- **Task statement**: Which lines contain the string "cumulée"? Please list every one of them.

- **Data shown**:
= = =

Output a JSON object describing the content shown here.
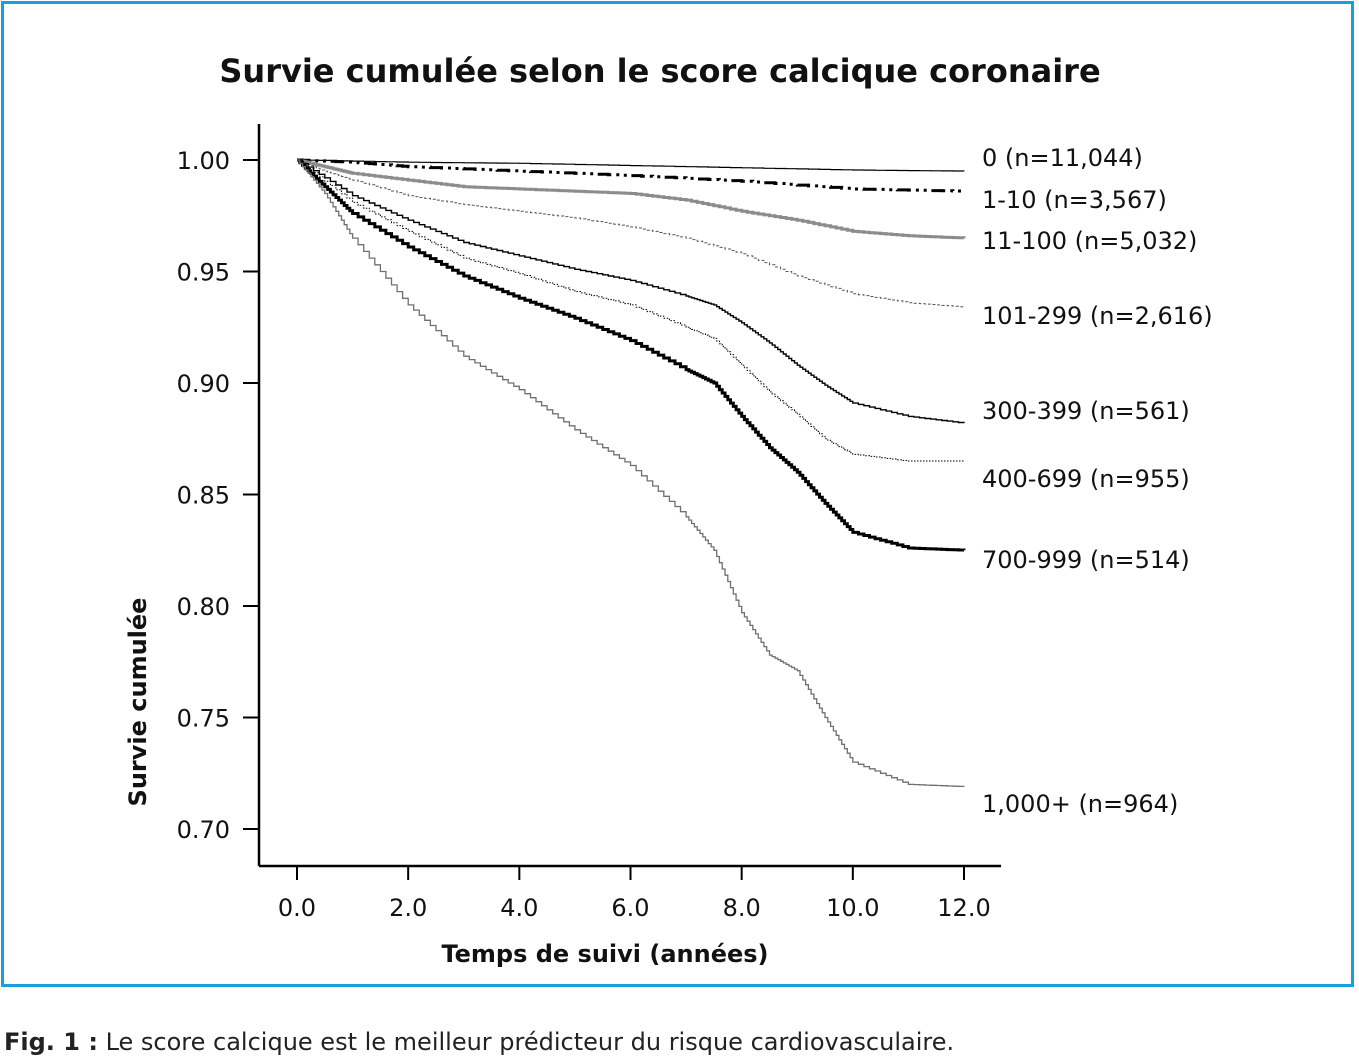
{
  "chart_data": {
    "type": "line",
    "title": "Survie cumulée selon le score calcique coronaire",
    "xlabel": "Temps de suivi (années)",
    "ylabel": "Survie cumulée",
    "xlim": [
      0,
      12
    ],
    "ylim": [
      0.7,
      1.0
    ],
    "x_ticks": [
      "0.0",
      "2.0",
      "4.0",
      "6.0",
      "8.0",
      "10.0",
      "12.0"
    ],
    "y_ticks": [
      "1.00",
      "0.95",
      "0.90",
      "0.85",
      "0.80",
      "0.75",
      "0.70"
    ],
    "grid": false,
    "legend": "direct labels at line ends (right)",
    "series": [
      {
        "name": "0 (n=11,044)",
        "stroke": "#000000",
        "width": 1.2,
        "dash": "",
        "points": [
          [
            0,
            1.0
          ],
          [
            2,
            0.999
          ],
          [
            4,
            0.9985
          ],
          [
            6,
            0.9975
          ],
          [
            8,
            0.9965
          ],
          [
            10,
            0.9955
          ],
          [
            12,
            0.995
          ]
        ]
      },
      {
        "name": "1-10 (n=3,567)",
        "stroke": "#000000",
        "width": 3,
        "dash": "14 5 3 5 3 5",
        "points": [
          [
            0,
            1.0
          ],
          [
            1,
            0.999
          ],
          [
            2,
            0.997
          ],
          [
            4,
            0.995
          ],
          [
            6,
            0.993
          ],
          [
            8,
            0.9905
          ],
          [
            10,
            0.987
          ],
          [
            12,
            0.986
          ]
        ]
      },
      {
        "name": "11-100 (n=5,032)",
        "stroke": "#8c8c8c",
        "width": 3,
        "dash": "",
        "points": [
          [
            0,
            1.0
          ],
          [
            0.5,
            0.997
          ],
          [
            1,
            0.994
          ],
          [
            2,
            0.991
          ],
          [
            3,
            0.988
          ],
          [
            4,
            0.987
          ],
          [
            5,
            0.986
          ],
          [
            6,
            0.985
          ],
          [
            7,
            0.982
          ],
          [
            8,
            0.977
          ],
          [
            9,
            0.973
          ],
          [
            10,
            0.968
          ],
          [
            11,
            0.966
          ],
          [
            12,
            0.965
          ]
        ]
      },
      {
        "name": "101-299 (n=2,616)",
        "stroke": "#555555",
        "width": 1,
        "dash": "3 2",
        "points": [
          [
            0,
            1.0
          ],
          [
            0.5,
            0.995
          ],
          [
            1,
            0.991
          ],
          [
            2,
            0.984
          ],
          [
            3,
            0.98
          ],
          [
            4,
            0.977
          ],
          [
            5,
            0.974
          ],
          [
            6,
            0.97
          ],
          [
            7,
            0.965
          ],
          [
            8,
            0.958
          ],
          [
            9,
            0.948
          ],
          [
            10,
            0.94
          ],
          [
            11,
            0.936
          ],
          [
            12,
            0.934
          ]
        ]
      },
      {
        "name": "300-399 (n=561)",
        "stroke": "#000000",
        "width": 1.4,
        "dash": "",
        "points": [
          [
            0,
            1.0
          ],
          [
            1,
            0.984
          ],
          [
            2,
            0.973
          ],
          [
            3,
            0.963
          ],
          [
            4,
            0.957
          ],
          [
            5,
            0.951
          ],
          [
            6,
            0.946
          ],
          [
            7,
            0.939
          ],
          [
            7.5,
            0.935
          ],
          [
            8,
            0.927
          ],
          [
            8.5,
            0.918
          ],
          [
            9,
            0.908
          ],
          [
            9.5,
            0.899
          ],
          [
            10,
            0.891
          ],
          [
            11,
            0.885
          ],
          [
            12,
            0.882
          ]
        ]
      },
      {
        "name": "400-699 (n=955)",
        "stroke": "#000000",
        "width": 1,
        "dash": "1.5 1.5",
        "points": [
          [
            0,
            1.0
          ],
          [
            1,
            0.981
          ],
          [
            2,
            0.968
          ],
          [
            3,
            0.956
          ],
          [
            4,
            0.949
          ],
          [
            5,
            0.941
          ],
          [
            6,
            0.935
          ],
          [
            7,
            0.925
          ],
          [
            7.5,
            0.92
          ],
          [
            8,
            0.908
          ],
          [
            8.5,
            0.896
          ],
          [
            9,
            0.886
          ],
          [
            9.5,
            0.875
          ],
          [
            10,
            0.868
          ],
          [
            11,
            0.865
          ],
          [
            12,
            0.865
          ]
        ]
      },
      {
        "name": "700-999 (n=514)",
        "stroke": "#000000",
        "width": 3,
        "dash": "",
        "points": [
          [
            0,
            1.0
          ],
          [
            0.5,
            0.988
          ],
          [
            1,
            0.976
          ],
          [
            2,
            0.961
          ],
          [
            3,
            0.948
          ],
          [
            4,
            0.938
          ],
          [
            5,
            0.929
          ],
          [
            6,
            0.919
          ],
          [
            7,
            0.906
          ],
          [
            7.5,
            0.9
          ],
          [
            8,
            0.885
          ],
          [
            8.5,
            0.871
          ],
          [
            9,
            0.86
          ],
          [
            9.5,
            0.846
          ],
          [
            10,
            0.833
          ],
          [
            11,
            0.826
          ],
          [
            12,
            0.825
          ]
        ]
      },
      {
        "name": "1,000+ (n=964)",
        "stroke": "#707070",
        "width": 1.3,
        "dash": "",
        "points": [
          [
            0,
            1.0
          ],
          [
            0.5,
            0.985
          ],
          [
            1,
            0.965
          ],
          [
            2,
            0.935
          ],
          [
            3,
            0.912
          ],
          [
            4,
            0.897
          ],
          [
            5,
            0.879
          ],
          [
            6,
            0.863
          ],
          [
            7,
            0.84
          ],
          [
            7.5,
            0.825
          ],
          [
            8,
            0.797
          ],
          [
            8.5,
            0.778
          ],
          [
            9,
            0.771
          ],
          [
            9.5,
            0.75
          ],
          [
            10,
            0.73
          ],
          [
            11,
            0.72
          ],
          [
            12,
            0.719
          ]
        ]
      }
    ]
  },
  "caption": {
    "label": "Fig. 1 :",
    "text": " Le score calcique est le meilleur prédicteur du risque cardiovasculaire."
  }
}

= = =

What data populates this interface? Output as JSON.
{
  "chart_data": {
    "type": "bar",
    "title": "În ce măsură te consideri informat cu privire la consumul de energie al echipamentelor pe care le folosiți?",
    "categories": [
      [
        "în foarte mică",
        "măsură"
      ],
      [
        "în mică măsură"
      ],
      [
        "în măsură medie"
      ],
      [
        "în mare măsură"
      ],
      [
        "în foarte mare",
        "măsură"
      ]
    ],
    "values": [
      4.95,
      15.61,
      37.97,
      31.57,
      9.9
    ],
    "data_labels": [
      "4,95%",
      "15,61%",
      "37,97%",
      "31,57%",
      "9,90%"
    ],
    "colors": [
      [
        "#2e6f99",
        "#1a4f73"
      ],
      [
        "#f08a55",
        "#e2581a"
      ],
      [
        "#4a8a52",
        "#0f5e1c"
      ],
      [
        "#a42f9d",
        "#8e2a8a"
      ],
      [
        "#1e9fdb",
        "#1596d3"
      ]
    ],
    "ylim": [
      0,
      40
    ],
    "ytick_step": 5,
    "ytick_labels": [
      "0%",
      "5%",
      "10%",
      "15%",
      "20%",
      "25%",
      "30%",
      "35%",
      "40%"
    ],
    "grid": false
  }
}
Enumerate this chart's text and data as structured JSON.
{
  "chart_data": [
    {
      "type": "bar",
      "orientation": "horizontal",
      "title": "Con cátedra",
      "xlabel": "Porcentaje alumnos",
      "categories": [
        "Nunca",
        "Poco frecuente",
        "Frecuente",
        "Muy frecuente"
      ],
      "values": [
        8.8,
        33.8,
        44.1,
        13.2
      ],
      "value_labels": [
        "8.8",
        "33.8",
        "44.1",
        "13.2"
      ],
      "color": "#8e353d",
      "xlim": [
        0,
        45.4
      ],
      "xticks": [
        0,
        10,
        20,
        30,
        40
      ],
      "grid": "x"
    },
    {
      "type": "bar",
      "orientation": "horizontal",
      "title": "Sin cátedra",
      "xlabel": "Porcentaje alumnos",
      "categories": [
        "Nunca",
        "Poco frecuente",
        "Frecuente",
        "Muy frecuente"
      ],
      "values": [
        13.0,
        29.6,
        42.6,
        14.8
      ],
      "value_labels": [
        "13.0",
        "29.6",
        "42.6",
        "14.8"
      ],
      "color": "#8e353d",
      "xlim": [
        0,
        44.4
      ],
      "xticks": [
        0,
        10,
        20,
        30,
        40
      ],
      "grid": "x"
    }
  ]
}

= = =

- **Response**:
    "title": "Survie cumulée selon le score calcique coronaire",
    "ylabel": "Survie cumulée",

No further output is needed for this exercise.